** Begin **

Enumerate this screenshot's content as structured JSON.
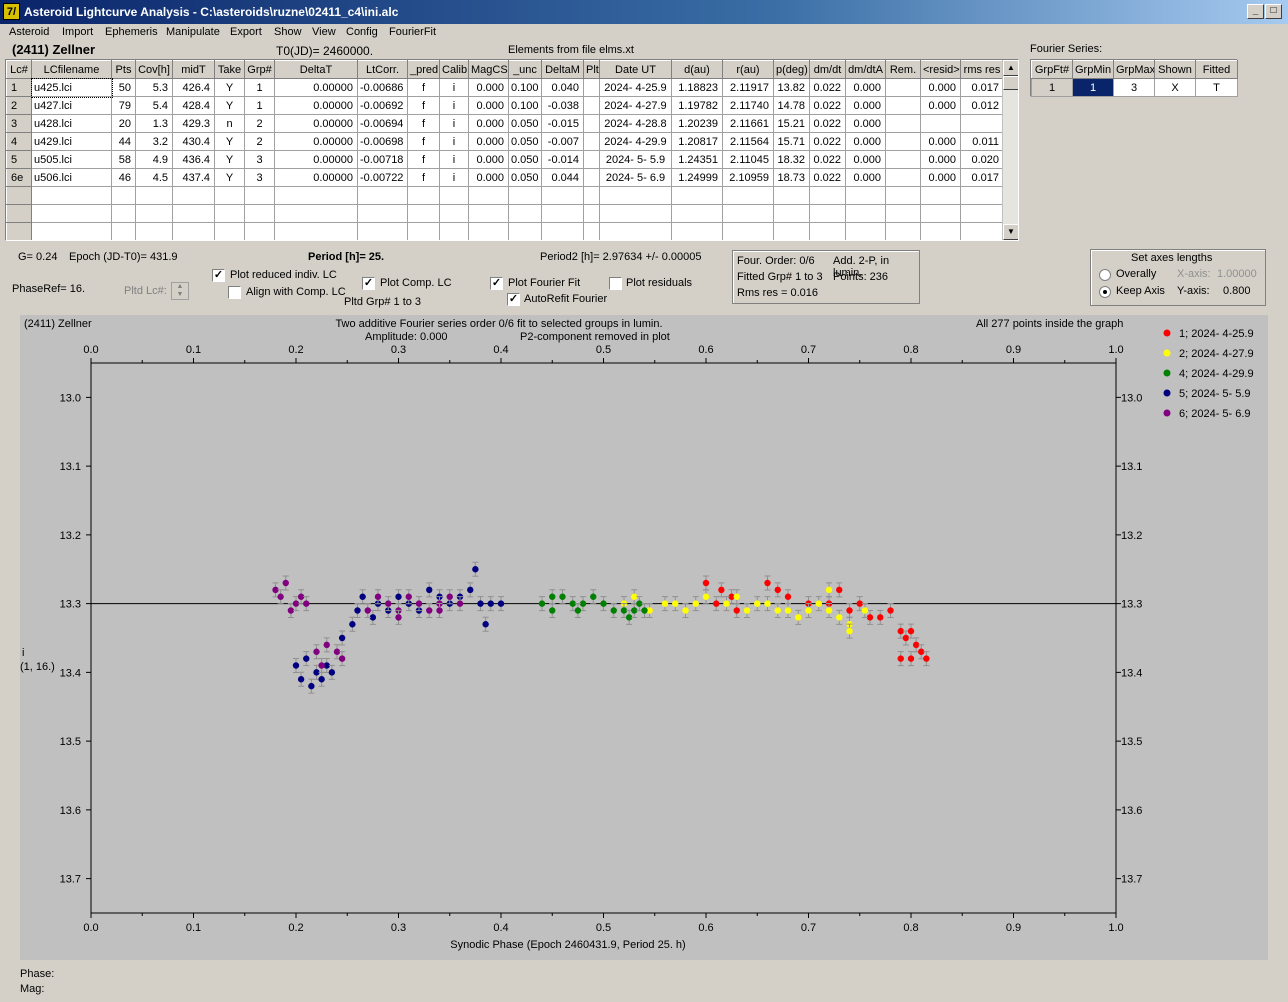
{
  "window": {
    "app_icon": "7/",
    "title": "Asteroid Lightcurve Analysis - C:\\asteroids\\ruzne\\02411_c4\\ini.alc",
    "controls": [
      "_",
      "□",
      "X"
    ]
  },
  "menu": [
    "Asteroid",
    "Import",
    "Ephemeris",
    "Manipulate",
    "Export",
    "Show",
    "View",
    "Config",
    "FourierFit"
  ],
  "header": {
    "asteroid": "(2411) Zellner",
    "t0": "T0(JD)= 2460000.",
    "elements": "Elements from file elms.xt"
  },
  "lc_table": {
    "columns": [
      "Lc#",
      "LCfilename",
      "Pts",
      "Cov[h]",
      "midT",
      "Take",
      "Grp#",
      "DeltaT",
      "LtCorr.",
      "_pred.",
      "Calib.",
      "MagCS",
      "_unc",
      "DeltaM",
      "Plt",
      "Date UT",
      "d(au)",
      "r(au)",
      "p(deg)",
      "dm/dt",
      "dm/dtA",
      "Rem.",
      "<resid>",
      "rms res"
    ],
    "rows": [
      [
        "1",
        "u425.lci",
        "50",
        "5.3",
        "426.4",
        "Y",
        "1",
        "0.00000",
        "-0.00686",
        "f",
        "i",
        "0.000",
        "0.100",
        "0.040",
        "",
        "2024- 4-25.9",
        "1.18823",
        "2.11917",
        "13.82",
        "0.022",
        "0.000",
        "",
        "0.000",
        "0.017"
      ],
      [
        "2",
        "u427.lci",
        "79",
        "5.4",
        "428.4",
        "Y",
        "1",
        "0.00000",
        "-0.00692",
        "f",
        "i",
        "0.000",
        "0.100",
        "-0.038",
        "",
        "2024- 4-27.9",
        "1.19782",
        "2.11740",
        "14.78",
        "0.022",
        "0.000",
        "",
        "0.000",
        "0.012"
      ],
      [
        "3",
        "u428.lci",
        "20",
        "1.3",
        "429.3",
        "n",
        "2",
        "0.00000",
        "-0.00694",
        "f",
        "i",
        "0.000",
        "0.050",
        "-0.015",
        "",
        "2024- 4-28.8",
        "1.20239",
        "2.11661",
        "15.21",
        "0.022",
        "0.000",
        "",
        "",
        ""
      ],
      [
        "4",
        "u429.lci",
        "44",
        "3.2",
        "430.4",
        "Y",
        "2",
        "0.00000",
        "-0.00698",
        "f",
        "i",
        "0.000",
        "0.050",
        "-0.007",
        "",
        "2024- 4-29.9",
        "1.20817",
        "2.11564",
        "15.71",
        "0.022",
        "0.000",
        "",
        "0.000",
        "0.011"
      ],
      [
        "5",
        "u505.lci",
        "58",
        "4.9",
        "436.4",
        "Y",
        "3",
        "0.00000",
        "-0.00718",
        "f",
        "i",
        "0.000",
        "0.050",
        "-0.014",
        "",
        "2024- 5- 5.9",
        "1.24351",
        "2.11045",
        "18.32",
        "0.022",
        "0.000",
        "",
        "0.000",
        "0.020"
      ],
      [
        "6e",
        "u506.lci",
        "46",
        "4.5",
        "437.4",
        "Y",
        "3",
        "0.00000",
        "-0.00722",
        "f",
        "i",
        "0.000",
        "0.050",
        "0.044",
        "",
        "2024- 5- 6.9",
        "1.24999",
        "2.10959",
        "18.73",
        "0.022",
        "0.000",
        "",
        "0.000",
        "0.017"
      ]
    ],
    "empty_rows": 3
  },
  "fourier": {
    "label": "Fourier Series:",
    "columns": [
      "GrpFt#",
      "GrpMin",
      "GrpMax",
      "Shown",
      "Fitted"
    ],
    "row": [
      "1",
      "1",
      "3",
      "X",
      "T"
    ]
  },
  "info": {
    "g": "G= 0.24",
    "epoch": "Epoch (JD-T0)= 431.9",
    "period": "Period [h]= 25.",
    "period2": "Period2 [h]= 2.97634 +/- 0.00005",
    "phaseref": "PhaseRef= 16.",
    "pltd_lc": "Pltd Lc#:",
    "pltd_grp": "Pltd Grp#  1   to   3"
  },
  "checks": {
    "plot_reduced": {
      "label": "Plot reduced indiv. LC",
      "checked": true
    },
    "align_comp": {
      "label": "Align with Comp. LC",
      "checked": false
    },
    "plot_comp": {
      "label": "Plot Comp. LC",
      "checked": true
    },
    "plot_fourier": {
      "label": "Plot Fourier Fit",
      "checked": true
    },
    "autorefit": {
      "label": "AutoRefit Fourier",
      "checked": true
    },
    "plot_residuals": {
      "label": "Plot residuals",
      "checked": false
    }
  },
  "fit_info": {
    "order": "Four. Order:  0/6",
    "add": "Add. 2-P, in lumin.",
    "fitted": "Fitted Grp# 1 to 3",
    "points": "Points: 236",
    "rms": "Rms res     = 0.016"
  },
  "axes_box": {
    "title": "Set axes lengths",
    "overall": "Overally",
    "keep": "Keep Axis",
    "xaxis_label": "X-axis:",
    "xaxis_value": "1.00000",
    "yaxis_label": "Y-axis:",
    "yaxis_value": "0.800",
    "selected": "keep"
  },
  "chart_text": {
    "name": "(2411) Zellner",
    "subtitle1": "Two additive Fourier series order 0/6 fit to selected groups in lumin.",
    "subtitle2": "Amplitude: 0.000",
    "subtitle3": "P2-component removed in plot",
    "status": "All 277 points inside the graph",
    "ylabel1": "i",
    "ylabel2": "(1, 16.)",
    "xlabel": "Synodic Phase (Epoch 2460431.9, Period 25. h)"
  },
  "chart_data": {
    "type": "scatter",
    "xlabel": "Synodic Phase (Epoch 2460431.9, Period 25. h)",
    "ylabel": "i",
    "xlim": [
      0.0,
      1.0
    ],
    "ylim": [
      13.75,
      12.95
    ],
    "y_inverted": true,
    "grid": false,
    "legend_position": "right",
    "x_ticks": [
      "0.0",
      "0.1",
      "0.2",
      "0.3",
      "0.4",
      "0.5",
      "0.6",
      "0.7",
      "0.8",
      "0.9",
      "1.0"
    ],
    "y_ticks": [
      "13.0",
      "13.1",
      "13.2",
      "13.3",
      "13.4",
      "13.5",
      "13.6",
      "13.7"
    ],
    "fit_line": 13.3,
    "series": [
      {
        "name": "1; 2024- 4-25.9",
        "color": "#ff0000",
        "points": [
          [
            0.6,
            13.27
          ],
          [
            0.61,
            13.3
          ],
          [
            0.615,
            13.28
          ],
          [
            0.625,
            13.29
          ],
          [
            0.63,
            13.31
          ],
          [
            0.68,
            13.29
          ],
          [
            0.7,
            13.3
          ],
          [
            0.72,
            13.3
          ],
          [
            0.74,
            13.31
          ],
          [
            0.76,
            13.32
          ],
          [
            0.77,
            13.32
          ],
          [
            0.78,
            13.31
          ],
          [
            0.79,
            13.34
          ],
          [
            0.795,
            13.35
          ],
          [
            0.8,
            13.34
          ],
          [
            0.805,
            13.36
          ],
          [
            0.79,
            13.38
          ],
          [
            0.8,
            13.38
          ],
          [
            0.81,
            13.37
          ],
          [
            0.815,
            13.38
          ],
          [
            0.73,
            13.28
          ],
          [
            0.75,
            13.3
          ],
          [
            0.66,
            13.27
          ],
          [
            0.67,
            13.28
          ]
        ]
      },
      {
        "name": "2; 2024- 4-27.9",
        "color": "#ffff00",
        "points": [
          [
            0.52,
            13.3
          ],
          [
            0.53,
            13.29
          ],
          [
            0.545,
            13.31
          ],
          [
            0.56,
            13.3
          ],
          [
            0.57,
            13.3
          ],
          [
            0.58,
            13.31
          ],
          [
            0.59,
            13.3
          ],
          [
            0.6,
            13.29
          ],
          [
            0.62,
            13.3
          ],
          [
            0.63,
            13.29
          ],
          [
            0.64,
            13.31
          ],
          [
            0.65,
            13.3
          ],
          [
            0.66,
            13.3
          ],
          [
            0.67,
            13.31
          ],
          [
            0.68,
            13.31
          ],
          [
            0.69,
            13.32
          ],
          [
            0.7,
            13.31
          ],
          [
            0.71,
            13.3
          ],
          [
            0.72,
            13.31
          ],
          [
            0.73,
            13.32
          ],
          [
            0.74,
            13.33
          ],
          [
            0.755,
            13.31
          ],
          [
            0.72,
            13.28
          ],
          [
            0.74,
            13.34
          ]
        ]
      },
      {
        "name": "4; 2024- 4-29.9",
        "color": "#008000",
        "points": [
          [
            0.44,
            13.3
          ],
          [
            0.45,
            13.29
          ],
          [
            0.46,
            13.29
          ],
          [
            0.47,
            13.3
          ],
          [
            0.48,
            13.3
          ],
          [
            0.49,
            13.29
          ],
          [
            0.5,
            13.3
          ],
          [
            0.51,
            13.31
          ],
          [
            0.52,
            13.31
          ],
          [
            0.525,
            13.32
          ],
          [
            0.53,
            13.31
          ],
          [
            0.535,
            13.3
          ],
          [
            0.54,
            13.31
          ],
          [
            0.45,
            13.31
          ],
          [
            0.475,
            13.31
          ]
        ]
      },
      {
        "name": "5; 2024- 5- 5.9",
        "color": "#000080",
        "points": [
          [
            0.2,
            13.39
          ],
          [
            0.205,
            13.41
          ],
          [
            0.21,
            13.38
          ],
          [
            0.215,
            13.42
          ],
          [
            0.22,
            13.4
          ],
          [
            0.225,
            13.41
          ],
          [
            0.23,
            13.39
          ],
          [
            0.235,
            13.4
          ],
          [
            0.245,
            13.35
          ],
          [
            0.255,
            13.33
          ],
          [
            0.26,
            13.31
          ],
          [
            0.265,
            13.29
          ],
          [
            0.275,
            13.32
          ],
          [
            0.28,
            13.3
          ],
          [
            0.29,
            13.31
          ],
          [
            0.3,
            13.29
          ],
          [
            0.31,
            13.3
          ],
          [
            0.32,
            13.31
          ],
          [
            0.33,
            13.28
          ],
          [
            0.34,
            13.29
          ],
          [
            0.35,
            13.3
          ],
          [
            0.36,
            13.29
          ],
          [
            0.37,
            13.28
          ],
          [
            0.375,
            13.25
          ],
          [
            0.38,
            13.3
          ],
          [
            0.39,
            13.3
          ],
          [
            0.4,
            13.3
          ],
          [
            0.385,
            13.33
          ]
        ]
      },
      {
        "name": "6; 2024- 5- 6.9",
        "color": "#800080",
        "points": [
          [
            0.18,
            13.28
          ],
          [
            0.185,
            13.29
          ],
          [
            0.19,
            13.27
          ],
          [
            0.195,
            13.31
          ],
          [
            0.2,
            13.3
          ],
          [
            0.205,
            13.29
          ],
          [
            0.21,
            13.3
          ],
          [
            0.22,
            13.37
          ],
          [
            0.225,
            13.39
          ],
          [
            0.23,
            13.36
          ],
          [
            0.24,
            13.37
          ],
          [
            0.245,
            13.38
          ],
          [
            0.27,
            13.31
          ],
          [
            0.28,
            13.29
          ],
          [
            0.29,
            13.3
          ],
          [
            0.3,
            13.31
          ],
          [
            0.31,
            13.29
          ],
          [
            0.32,
            13.3
          ],
          [
            0.33,
            13.31
          ],
          [
            0.34,
            13.3
          ],
          [
            0.35,
            13.29
          ],
          [
            0.36,
            13.3
          ],
          [
            0.3,
            13.32
          ],
          [
            0.34,
            13.31
          ]
        ]
      }
    ]
  },
  "status": {
    "phase": "Phase:",
    "mag": "Mag:"
  },
  "colors": {
    "title_gradient_start": "#0a246a",
    "face": "#d4d0c8",
    "plot_bg": "#c0c0c0",
    "selected_cell": "#0a246a"
  }
}
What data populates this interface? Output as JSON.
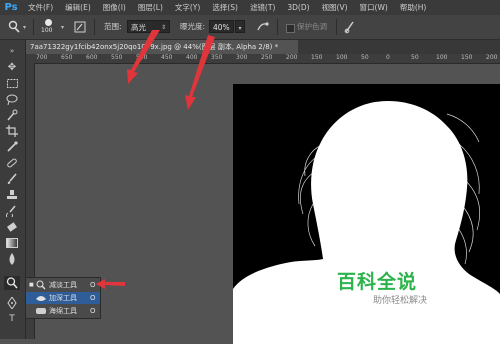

** End **

* Task objective:
Within the listing above, find every line containing the string "Synodic" and return it.

* Correct result:
    "xlabel": "Synodic Phase (Epoch 2460431.9, Period 25. h)"
    "xlabel": "Synodic Phase (Epoch 2460431.9, Period 25. h)",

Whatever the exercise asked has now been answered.